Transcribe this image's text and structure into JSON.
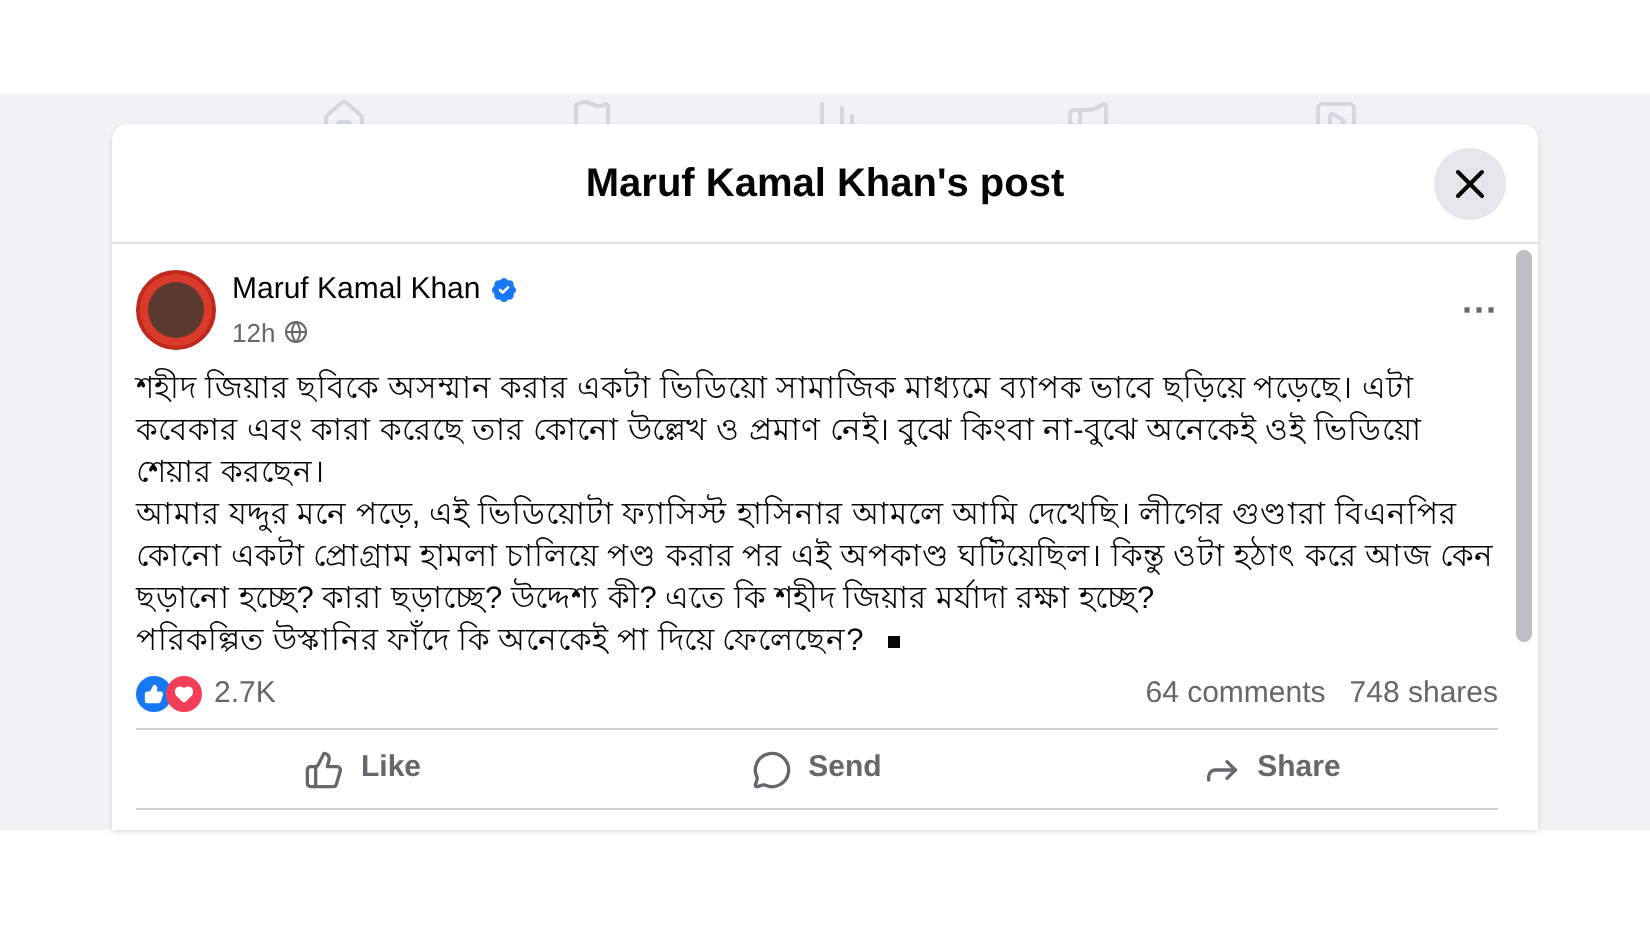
{
  "dialog": {
    "title": "Maruf Kamal Khan's post"
  },
  "post": {
    "author": "Maruf Kamal Khan",
    "verified": true,
    "time": "12h",
    "menu": "···",
    "paragraphs": [
      "শহীদ জিয়ার ছবিকে অসম্মান করার একটা ভিডিয়ো সামাজিক মাধ্যমে ব্যাপক ভাবে ছড়িয়ে পড়েছে। এটা কবেকার এবং কারা করেছে তার কোনো উল্লেখ ও প্রমাণ নেই। বুঝে কিংবা না-বুঝে অনেকেই ওই ভিডিয়ো শেয়ার করছেন।",
      "আমার যদ্দুর মনে পড়ে, এই ভিডিয়োটা ফ্যাসিস্ট হাসিনার আমলে আমি দেখেছি। লীগের গুণ্ডারা বিএনপির কোনো একটা প্রোগ্রাম হামলা চালিয়ে পণ্ড করার পর এই অপকাণ্ড ঘটিয়েছিল। কিন্তু ওটা হঠাৎ করে আজ কেন ছড়ানো হচ্ছে? কারা ছড়াচ্ছে? উদ্দেশ্য কী? এতে কি শহীদ জিয়ার মর্যাদা রক্ষা হচ্ছে?",
      "পরিকল্পিত উস্কানির ফাঁদে কি অনেকেই পা দিয়ে ফেলেছেন?"
    ],
    "reactions": "2.7K",
    "comments": "64 comments",
    "shares": "748 shares"
  },
  "actions": [
    {
      "kind": "like",
      "label": "Like"
    },
    {
      "kind": "send",
      "label": "Send"
    },
    {
      "kind": "share",
      "label": "Share"
    }
  ]
}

____

## [Exercise directions]
Reproduce each entry precisely, dropping only the pictures.

## [Full response]
Transcribe this image's text and structure into JSON.
{
  "dialog": {
    "title": "Maruf Kamal Khan's post"
  },
  "post": {
    "author": "Maruf Kamal Khan",
    "verified": true,
    "time": "12h",
    "menu": "···",
    "paragraphs": [
      "শহীদ জিয়ার ছবিকে অসম্মান করার একটা ভিডিয়ো সামাজিক মাধ্যমে ব্যাপক ভাবে ছড়িয়ে পড়েছে। এটা কবেকার এবং কারা করেছে তার কোনো উল্লেখ ও প্রমাণ নেই। বুঝে কিংবা না-বুঝে অনেকেই ওই ভিডিয়ো শেয়ার করছেন।",
      "আমার যদ্দুর মনে পড়ে, এই ভিডিয়োটা ফ্যাসিস্ট হাসিনার আমলে আমি দেখেছি। লীগের গুণ্ডারা বিএনপির কোনো একটা প্রোগ্রাম হামলা চালিয়ে পণ্ড করার পর এই অপকাণ্ড ঘটিয়েছিল। কিন্তু ওটা হঠাৎ করে আজ কেন ছড়ানো হচ্ছে? কারা ছড়াচ্ছে? উদ্দেশ্য কী? এতে কি শহীদ জিয়ার মর্যাদা রক্ষা হচ্ছে?",
      "পরিকল্পিত উস্কানির ফাঁদে কি অনেকেই পা দিয়ে ফেলেছেন?"
    ],
    "reactions": "2.7K",
    "comments": "64 comments",
    "shares": "748 shares"
  },
  "actions": [
    {
      "kind": "like",
      "label": "Like"
    },
    {
      "kind": "send",
      "label": "Send"
    },
    {
      "kind": "share",
      "label": "Share"
    }
  ]
}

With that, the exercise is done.